**RECORDS SHOWN:**

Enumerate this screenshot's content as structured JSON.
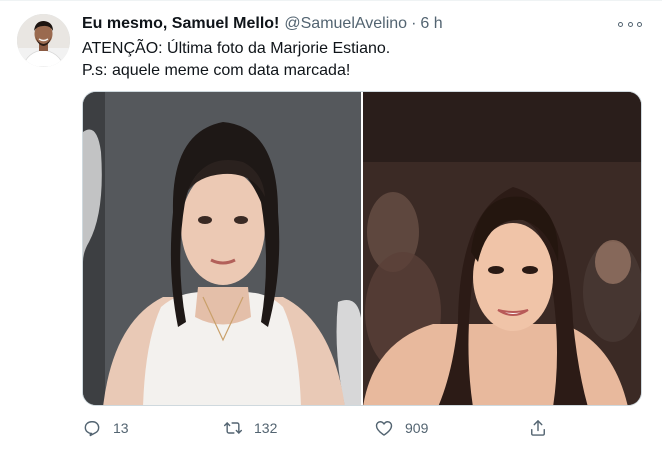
{
  "tweet": {
    "display_name": "Eu mesmo, Samuel Mello!",
    "handle": "@SamuelAvelino",
    "separator": "·",
    "time": "6 h",
    "text_line1": "ATENÇÃO: Última foto da Marjorie Estiano.",
    "text_line2": "P.s: aquele meme com data marcada!"
  },
  "actions": {
    "replies": "13",
    "retweets": "132",
    "likes": "909"
  },
  "icons": {
    "avatar": "avatar-photo",
    "more": "more-dots-icon",
    "reply": "reply-icon",
    "retweet": "retweet-icon",
    "like": "heart-icon",
    "share": "share-icon"
  },
  "colors": {
    "text": "#0f1419",
    "secondary": "#536471",
    "border": "#cfd9de"
  }
}
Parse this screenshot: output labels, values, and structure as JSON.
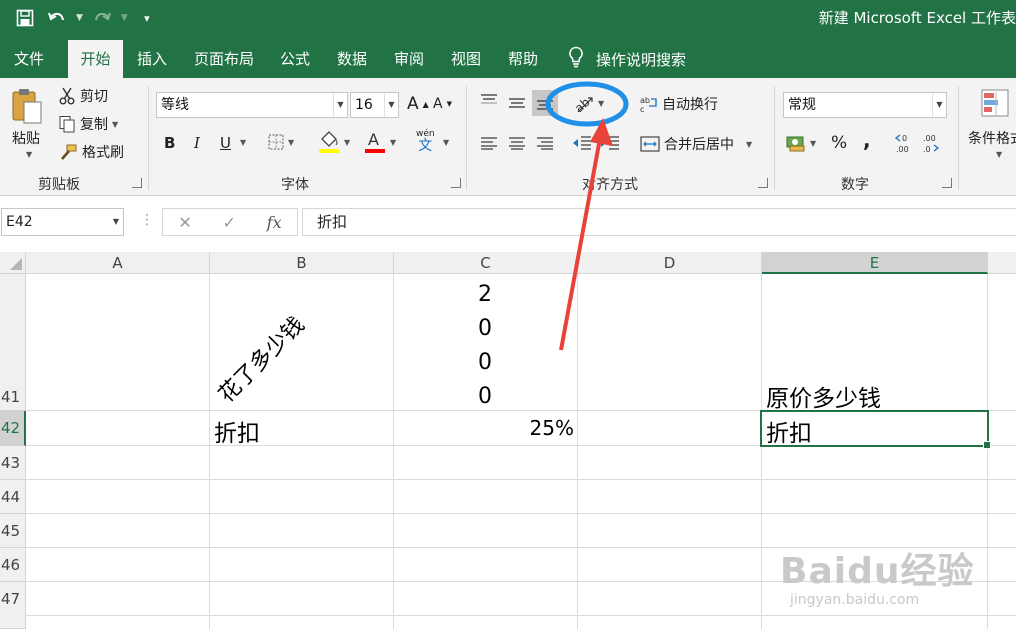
{
  "window": {
    "title": "新建 Microsoft Excel 工作表"
  },
  "qat": {
    "save_icon": "save-icon",
    "undo_icon": "undo-icon",
    "redo_icon": "redo-icon",
    "customize_icon": "customize-qat-icon"
  },
  "tabs": [
    {
      "label": "文件"
    },
    {
      "label": "开始"
    },
    {
      "label": "插入"
    },
    {
      "label": "页面布局"
    },
    {
      "label": "公式"
    },
    {
      "label": "数据"
    },
    {
      "label": "审阅"
    },
    {
      "label": "视图"
    },
    {
      "label": "帮助"
    }
  ],
  "active_tab": "开始",
  "tell_me": {
    "label": "操作说明搜索",
    "icon": "lightbulb-icon"
  },
  "ribbon": {
    "clipboard": {
      "paste": "粘贴",
      "cut": "剪切",
      "copy": "复制",
      "format_painter": "格式刷",
      "label": "剪贴板"
    },
    "font": {
      "name": "等线",
      "size": "16",
      "bold": "B",
      "italic": "I",
      "underline": "U",
      "label": "字体",
      "fill_color": "#ffff00",
      "font_color": "#ff0000",
      "phonetic": "wén",
      "phonetic_char": "文"
    },
    "alignment": {
      "wrap_text": "自动换行",
      "merge_center": "合并后居中",
      "label": "对齐方式"
    },
    "number": {
      "format": "常规",
      "percent": "%",
      "comma": ",",
      "label": "数字"
    },
    "styles": {
      "conditional_formatting": "条件格式"
    }
  },
  "formula_bar": {
    "name_box": "E42",
    "cancel": "✕",
    "enter": "✓",
    "fx": "fx",
    "content": "折扣"
  },
  "columns": [
    {
      "label": "A"
    },
    {
      "label": "B"
    },
    {
      "label": "C"
    },
    {
      "label": "D"
    },
    {
      "label": "E"
    }
  ],
  "rows": [
    {
      "label": "41"
    },
    {
      "label": "42"
    },
    {
      "label": "43"
    },
    {
      "label": "44"
    },
    {
      "label": "45"
    },
    {
      "label": "46"
    },
    {
      "label": "47"
    }
  ],
  "cells": {
    "B41": "花了多少钱",
    "C41": [
      "2",
      "0",
      "0",
      "0"
    ],
    "E41": "原价多少钱",
    "B42": "折扣",
    "C42": "25%",
    "E42": "折扣"
  },
  "selected_cell": "E42",
  "annotation": {
    "highlight": "orientation-button",
    "circle_color": "#1e90e8",
    "arrow_color": "#e8423a"
  },
  "watermark": {
    "brand": "Baidu经验",
    "url": "jingyan.baidu.com"
  },
  "colors": {
    "excel_green": "#217346",
    "ribbon_bg": "#f3f3f3"
  }
}
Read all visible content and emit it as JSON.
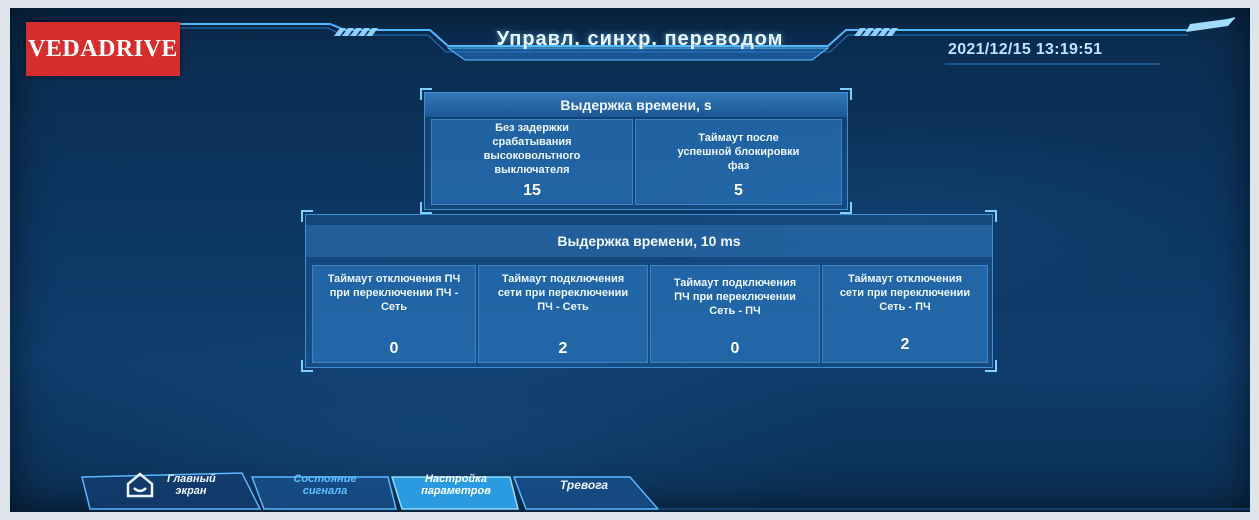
{
  "header": {
    "logo": "VEDADRIVE",
    "title": "Управл. синхр. переводом",
    "datetime": "2021/12/15 13:19:51"
  },
  "panel_s": {
    "title": "Выдержка времени, s",
    "cells": [
      {
        "label": "Без задержки срабатывания высоковольтного выключателя",
        "value": "15"
      },
      {
        "label": "Таймаут после успешной блокировки фаз",
        "value": "5"
      }
    ]
  },
  "panel_ms": {
    "title": "Выдержка времени, 10 ms",
    "cells": [
      {
        "label": "Таймаут отключения ПЧ при переключении ПЧ - Сеть",
        "value": "0"
      },
      {
        "label": "Таймаут подключения сети при переключении ПЧ - Сеть",
        "value": "2"
      },
      {
        "label": "Таймаут подключения ПЧ при переключении Сеть - ПЧ",
        "value": "0"
      },
      {
        "label": "Таймаут отключения сети при переключении Сеть - ПЧ",
        "value": "2"
      }
    ]
  },
  "nav": {
    "tabs": [
      {
        "label": "Главный экран",
        "icon": "home-icon",
        "active": false
      },
      {
        "label": "Состояние сигнала",
        "active": false
      },
      {
        "label": "Настройка параметров",
        "active": true
      },
      {
        "label": "Тревога",
        "active": false
      }
    ]
  },
  "colors": {
    "logo_bg": "#d62d2d",
    "accent": "#3d8fd6",
    "active_tab": "#2fb3ff"
  }
}
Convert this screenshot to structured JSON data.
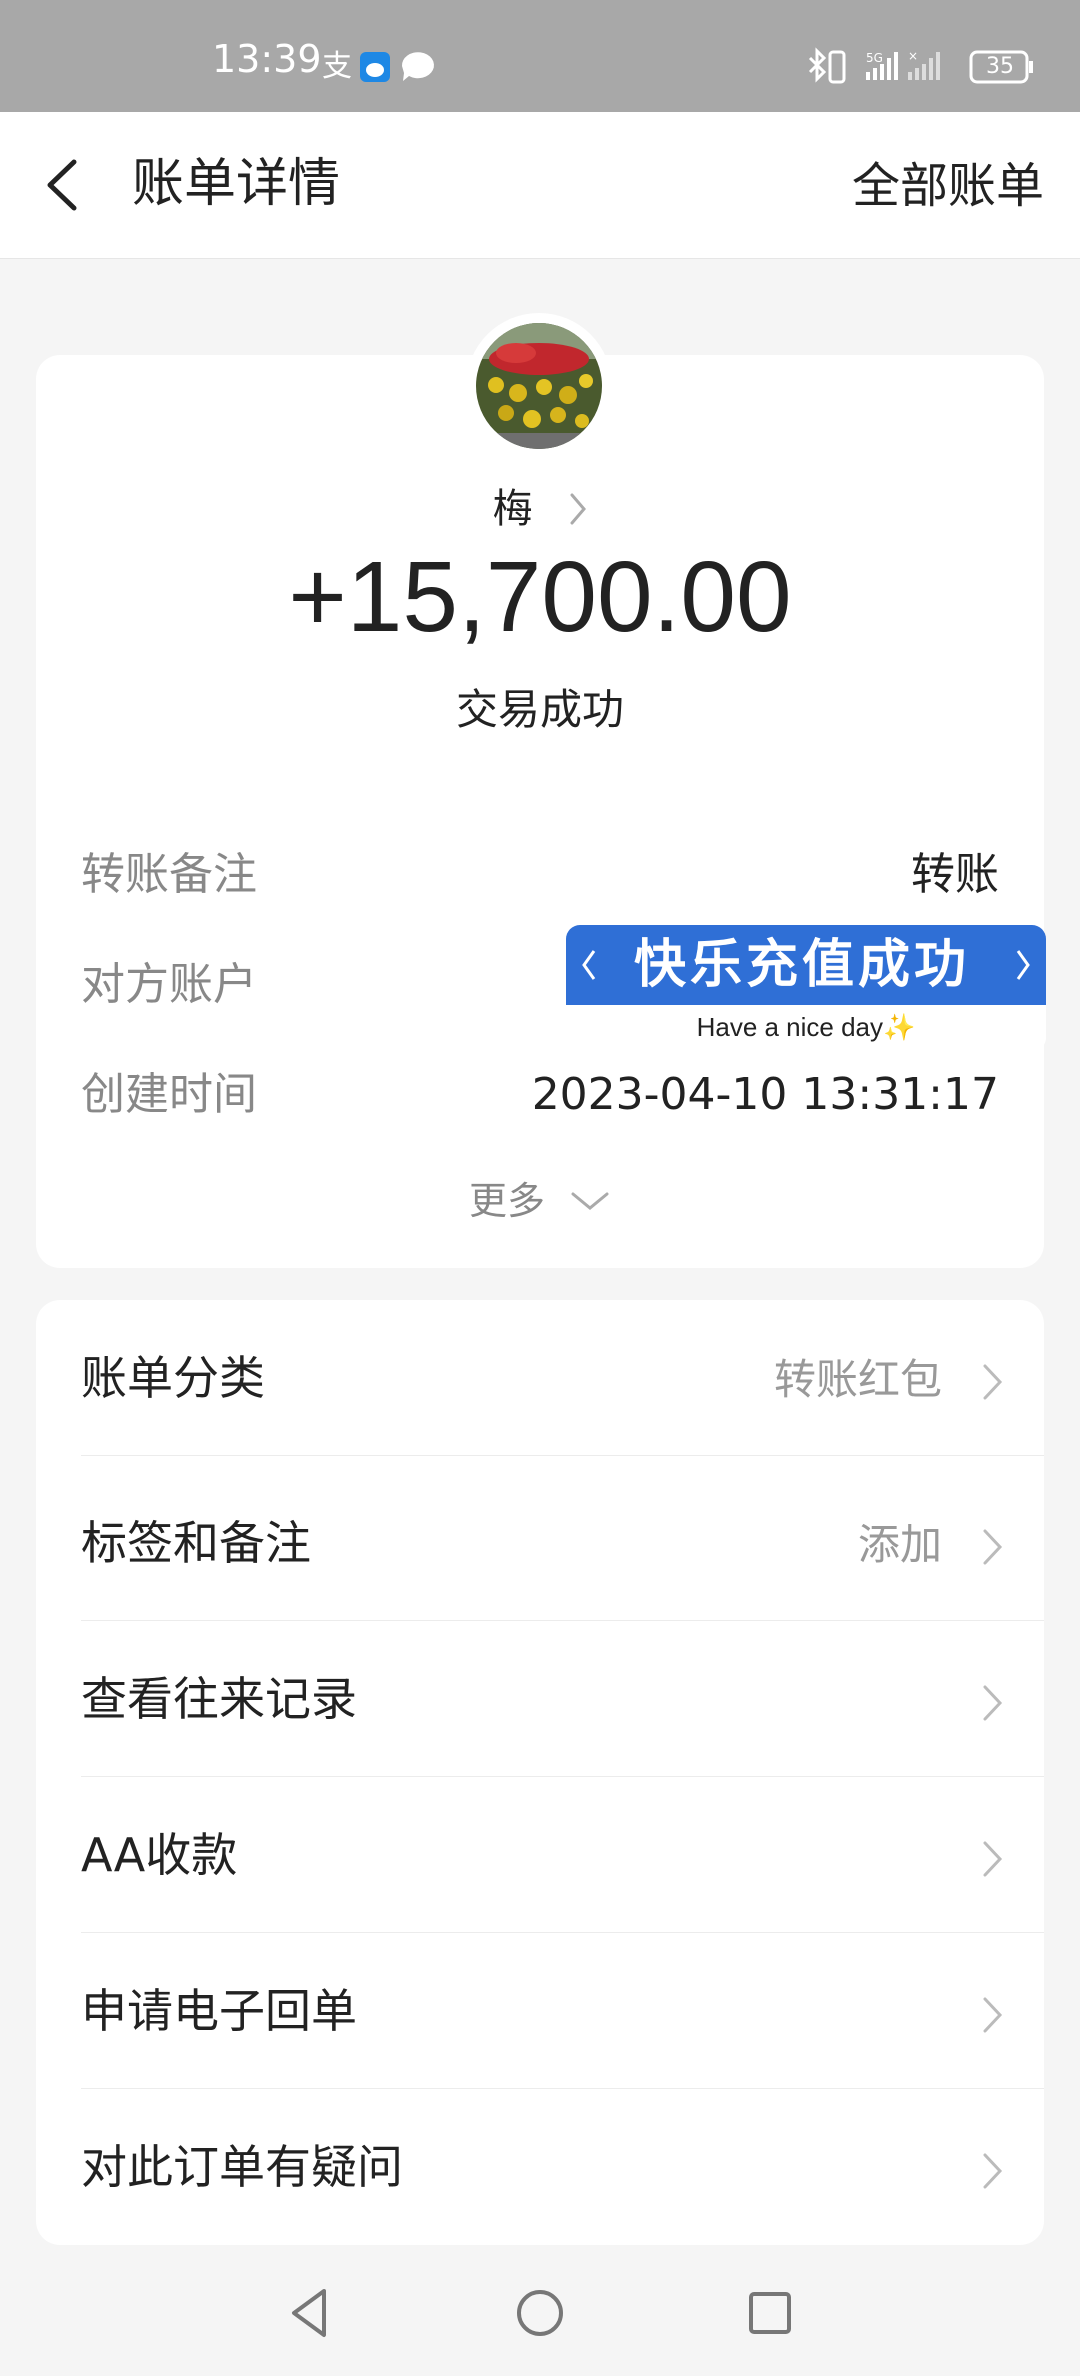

**TASK:**
Pull every line containing the word "Выдержка" out of the material.

**IN RESPONSE:**
    "title": "Выдержка времени, s",
    "title": "Выдержка времени, 10 ms",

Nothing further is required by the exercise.